Given instruction:
Give back, word for word, everything from the start of the items below down to the line containing "The lower end 86 is at (512, 652).", with both ends included. Leave the pictures out of your answer.
################
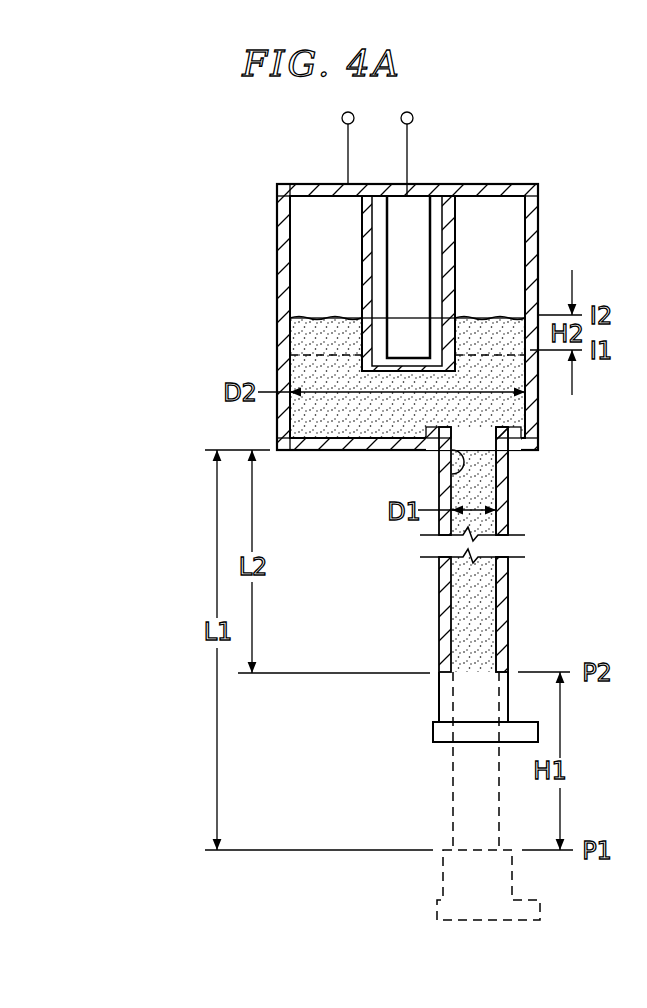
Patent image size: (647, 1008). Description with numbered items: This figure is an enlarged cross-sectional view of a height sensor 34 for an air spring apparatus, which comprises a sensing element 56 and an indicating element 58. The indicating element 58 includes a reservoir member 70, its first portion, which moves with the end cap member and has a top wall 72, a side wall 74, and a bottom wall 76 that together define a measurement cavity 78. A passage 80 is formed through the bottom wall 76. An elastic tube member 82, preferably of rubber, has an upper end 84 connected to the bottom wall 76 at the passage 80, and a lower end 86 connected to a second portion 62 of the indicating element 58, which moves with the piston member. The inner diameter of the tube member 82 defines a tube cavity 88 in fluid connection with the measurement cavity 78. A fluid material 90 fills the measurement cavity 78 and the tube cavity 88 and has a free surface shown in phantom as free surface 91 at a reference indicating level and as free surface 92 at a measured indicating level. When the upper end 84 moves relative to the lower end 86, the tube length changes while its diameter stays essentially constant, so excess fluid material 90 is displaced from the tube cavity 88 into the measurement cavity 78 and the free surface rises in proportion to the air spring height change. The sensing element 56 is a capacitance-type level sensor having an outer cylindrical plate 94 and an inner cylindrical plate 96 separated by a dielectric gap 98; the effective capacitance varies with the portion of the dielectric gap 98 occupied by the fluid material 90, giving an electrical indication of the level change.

The height sensor 34 is at (454, 100).
The sensing element 56 is at (462, 258).
The indicating element 58 is at (585, 220).
The second portion 62 is at (440, 697).
The reservoir member 70 is at (258, 303).
The top wall 72 is at (484, 184).
The side wall 74 is at (278, 232).
The bottom wall 76 is at (334, 450).
The measurement cavity 78 is at (344, 266).
The passage 80 is at (440, 472).
The elastic tube member 82 is at (430, 593).
The upper end 84 is at (509, 457).
The lower end 86 is at (512, 652).
The tube cavity 88 is at (478, 590).
The fluid material 90 is at (305, 370).
The free surface 91 is at (320, 351).
The free surface 92 is at (478, 316).
The outer cylindrical plate 94 is at (362, 232).
The inner cylindrical plate 96 is at (422, 210).
The dielectric gap 98 is at (368, 205).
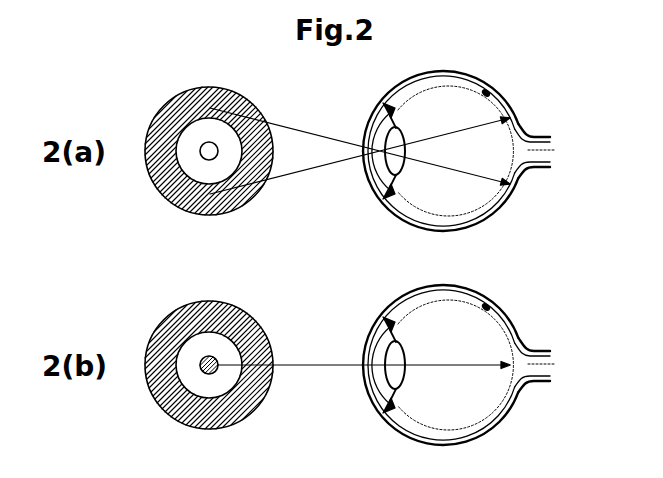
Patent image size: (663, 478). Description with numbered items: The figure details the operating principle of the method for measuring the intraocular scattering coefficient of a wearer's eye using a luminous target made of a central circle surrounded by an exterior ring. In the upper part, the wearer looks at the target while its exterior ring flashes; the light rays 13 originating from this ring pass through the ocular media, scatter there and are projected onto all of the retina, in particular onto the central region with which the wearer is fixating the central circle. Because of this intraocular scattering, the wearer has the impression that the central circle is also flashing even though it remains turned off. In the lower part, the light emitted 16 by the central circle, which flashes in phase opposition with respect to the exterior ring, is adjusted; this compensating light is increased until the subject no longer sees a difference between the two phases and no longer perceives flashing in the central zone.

The light rays 13 is at (302, 130).
The light emitted 16 is at (364, 335).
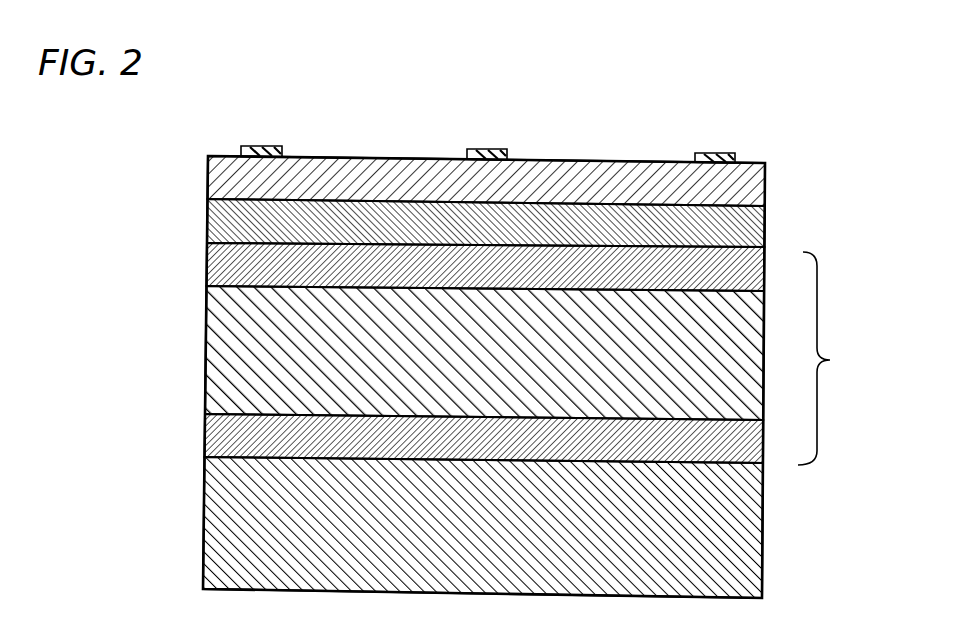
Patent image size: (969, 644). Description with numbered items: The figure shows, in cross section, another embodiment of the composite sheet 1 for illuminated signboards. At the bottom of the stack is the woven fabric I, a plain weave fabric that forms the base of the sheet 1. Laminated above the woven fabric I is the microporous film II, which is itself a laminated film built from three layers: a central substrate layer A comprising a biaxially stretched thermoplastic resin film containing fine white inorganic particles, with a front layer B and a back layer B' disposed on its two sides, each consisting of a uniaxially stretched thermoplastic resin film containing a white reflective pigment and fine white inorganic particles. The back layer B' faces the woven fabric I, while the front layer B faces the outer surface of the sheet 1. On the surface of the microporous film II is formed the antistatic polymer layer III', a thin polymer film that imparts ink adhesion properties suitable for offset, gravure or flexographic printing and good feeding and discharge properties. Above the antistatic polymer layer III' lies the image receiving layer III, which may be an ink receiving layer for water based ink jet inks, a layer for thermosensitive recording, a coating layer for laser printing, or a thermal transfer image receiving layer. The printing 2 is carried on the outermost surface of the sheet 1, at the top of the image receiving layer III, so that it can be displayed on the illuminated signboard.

The sheet for illuminated signboard 1 is at (609, 109).
The printing 2 is at (261, 146).
The substrate layer A is at (220, 352).
The front layer B is at (459, 267).
The back layer B' is at (457, 438).
The woven fabric I is at (745, 548).
The microporous film II is at (829, 358).
The image receiving layer III is at (539, 181).
The antistatic polymer layer III' is at (540, 223).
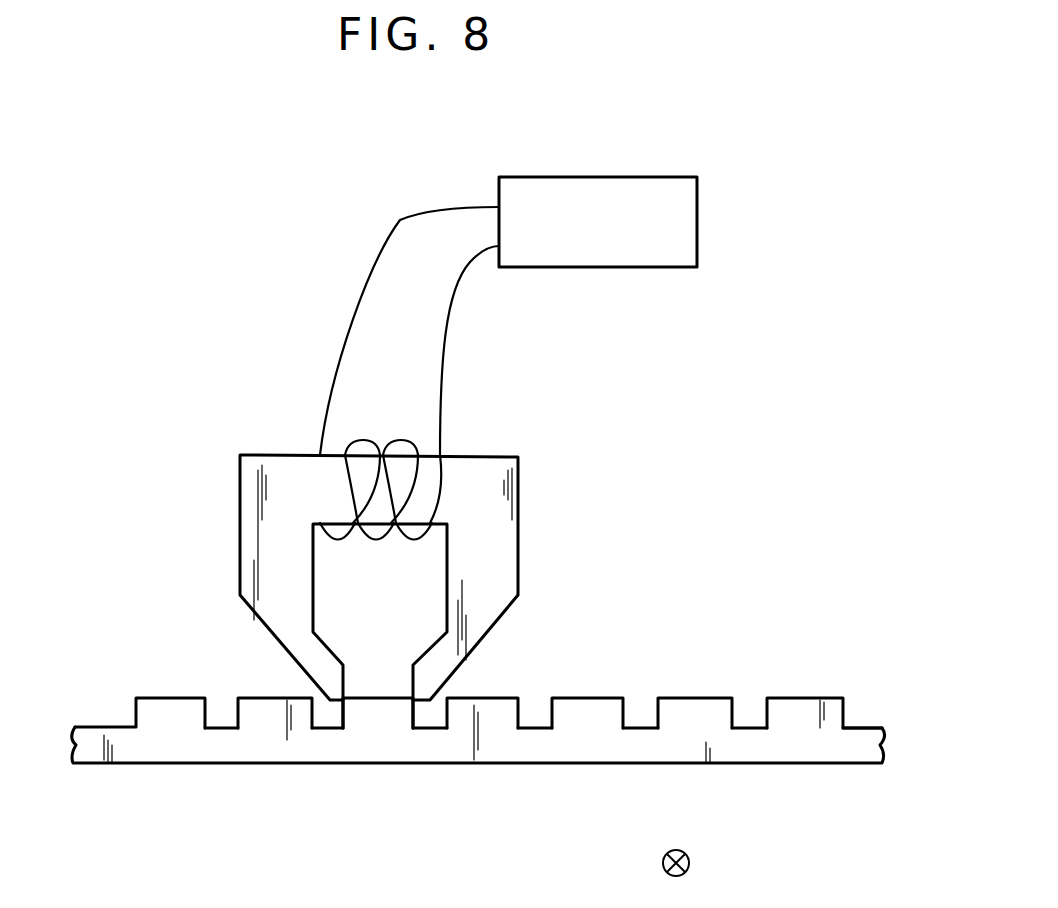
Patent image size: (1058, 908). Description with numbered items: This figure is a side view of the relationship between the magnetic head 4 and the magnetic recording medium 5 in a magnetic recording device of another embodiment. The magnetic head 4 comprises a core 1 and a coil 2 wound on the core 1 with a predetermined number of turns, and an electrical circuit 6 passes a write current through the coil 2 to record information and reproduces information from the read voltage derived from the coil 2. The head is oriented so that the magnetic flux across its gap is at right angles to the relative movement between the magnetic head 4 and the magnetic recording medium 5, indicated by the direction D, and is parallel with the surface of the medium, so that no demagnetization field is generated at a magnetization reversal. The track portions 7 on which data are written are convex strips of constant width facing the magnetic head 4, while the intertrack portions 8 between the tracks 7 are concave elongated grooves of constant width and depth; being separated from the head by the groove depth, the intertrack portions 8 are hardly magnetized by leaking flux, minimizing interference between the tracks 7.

The core 1 is at (513, 565).
The coil 2 is at (443, 480).
The magnetic head 4 is at (238, 477).
The magnetic recording medium 5 is at (840, 750).
The electrical circuit 6 is at (619, 267).
The track portions 7 is at (168, 708).
The intertrack portions 8 is at (222, 725).
The direction of movement D is at (698, 872).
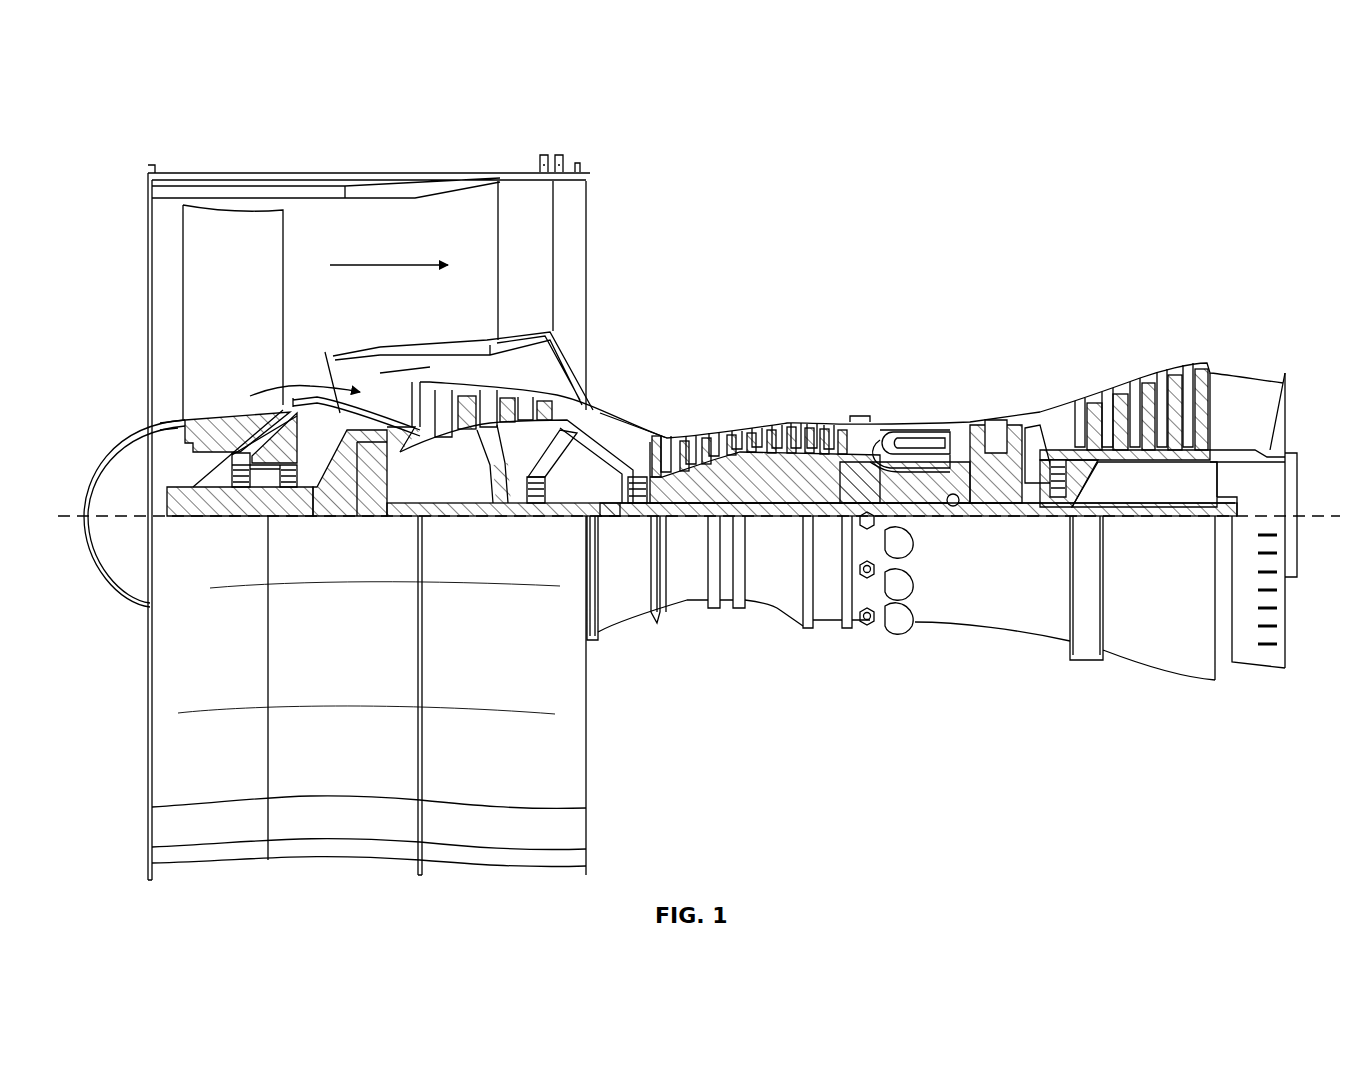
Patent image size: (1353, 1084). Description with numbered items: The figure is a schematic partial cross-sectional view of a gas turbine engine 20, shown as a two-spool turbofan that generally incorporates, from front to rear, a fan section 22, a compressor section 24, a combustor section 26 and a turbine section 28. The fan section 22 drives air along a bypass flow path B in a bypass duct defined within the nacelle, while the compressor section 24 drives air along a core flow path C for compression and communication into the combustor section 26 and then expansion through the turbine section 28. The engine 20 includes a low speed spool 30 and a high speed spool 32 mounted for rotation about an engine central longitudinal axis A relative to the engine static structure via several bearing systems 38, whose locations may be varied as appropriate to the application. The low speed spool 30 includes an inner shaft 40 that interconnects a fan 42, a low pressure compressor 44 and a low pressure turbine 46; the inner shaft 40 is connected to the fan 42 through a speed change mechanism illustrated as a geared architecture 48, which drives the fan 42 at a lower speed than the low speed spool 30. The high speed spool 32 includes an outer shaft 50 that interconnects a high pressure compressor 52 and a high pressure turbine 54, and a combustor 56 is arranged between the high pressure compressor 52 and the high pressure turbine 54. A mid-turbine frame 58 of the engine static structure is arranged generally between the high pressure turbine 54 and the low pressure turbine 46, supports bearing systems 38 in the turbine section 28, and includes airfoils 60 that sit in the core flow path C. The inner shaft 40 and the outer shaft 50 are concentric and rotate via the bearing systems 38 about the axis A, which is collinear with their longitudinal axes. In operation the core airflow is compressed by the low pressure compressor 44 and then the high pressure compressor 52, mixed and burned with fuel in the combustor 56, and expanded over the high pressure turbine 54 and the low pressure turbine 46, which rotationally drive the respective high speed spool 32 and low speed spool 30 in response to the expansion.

The gas turbine engine 20 is at (1178, 147).
The fan section 22 is at (393, 150).
The compressor section 24 is at (885, 293).
The combustor section 26 is at (968, 293).
The turbine section 28 is at (1228, 293).
The low speed spool 30 is at (792, 521).
The high speed spool 32 is at (846, 470).
The bearing systems 38 is at (246, 488).
The inner shaft 40 is at (606, 507).
The fan 42 is at (246, 298).
The low pressure compressor 44 is at (505, 395).
The low pressure turbine 46 is at (1152, 390).
The geared architecture 48 is at (372, 486).
The outer shaft 50 is at (962, 498).
The high pressure compressor 52 is at (756, 490).
The high pressure turbine 54 is at (1002, 412).
The combustor 56 is at (920, 447).
The mid-turbine frame 58 is at (1040, 412).
The airfoils 60 is at (1040, 430).
The engine central longitudinal axis A is at (1308, 516).
The bypass flow path B is at (395, 265).
The core flow path C is at (272, 398).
################
Result for this exercise:
Patent image size: (647, 1008). Description with numbered items: This figure is an enlarged cross-sectional view of a height sensor 34 for an air spring apparatus, which comprises a sensing element 56 and an indicating element 58. The indicating element 58 includes a reservoir member 70, its first portion, which moves with the end cap member and has a top wall 72, a side wall 74, and a bottom wall 76 that together define a measurement cavity 78. A passage 80 is formed through the bottom wall 76. An elastic tube member 82, preferably of rubber, has an upper end 84 connected to the bottom wall 76 at the passage 80, and a lower end 86 connected to a second portion 62 of the indicating element 58, which moves with the piston member. The inner diameter of the tube member 82 defines a tube cavity 88 in fluid connection with the measurement cavity 78. A fluid material 90 fills the measurement cavity 78 and the tube cavity 88 and has a free surface shown in phantom as free surface 91 at a reference indicating level and as free surface 92 at a measured indicating level. When the upper end 84 moves relative to the lower end 86, the tube length changes while its diameter stays essentially constant, so excess fluid material 90 is displaced from the tube cavity 88 into the measurement cavity 78 and the free surface rises in proportion to the air spring height change. The sensing element 56 is a capacitance-type level sensor having an outer cylindrical plate 94 and an inner cylindrical plate 96 separated by a dielectric gap 98; the effective capacitance varies with the portion of the dielectric gap 98 occupied by the fluid material 90, giving an electrical indication of the level change.

The height sensor 34 is at (454, 100).
The sensing element 56 is at (462, 258).
The indicating element 58 is at (585, 220).
The second portion 62 is at (440, 697).
The reservoir member 70 is at (258, 303).
The top wall 72 is at (484, 184).
The side wall 74 is at (278, 232).
The bottom wall 76 is at (334, 450).
The measurement cavity 78 is at (344, 266).
The passage 80 is at (440, 472).
The elastic tube member 82 is at (430, 593).
The upper end 84 is at (509, 457).
The lower end 86 is at (512, 652).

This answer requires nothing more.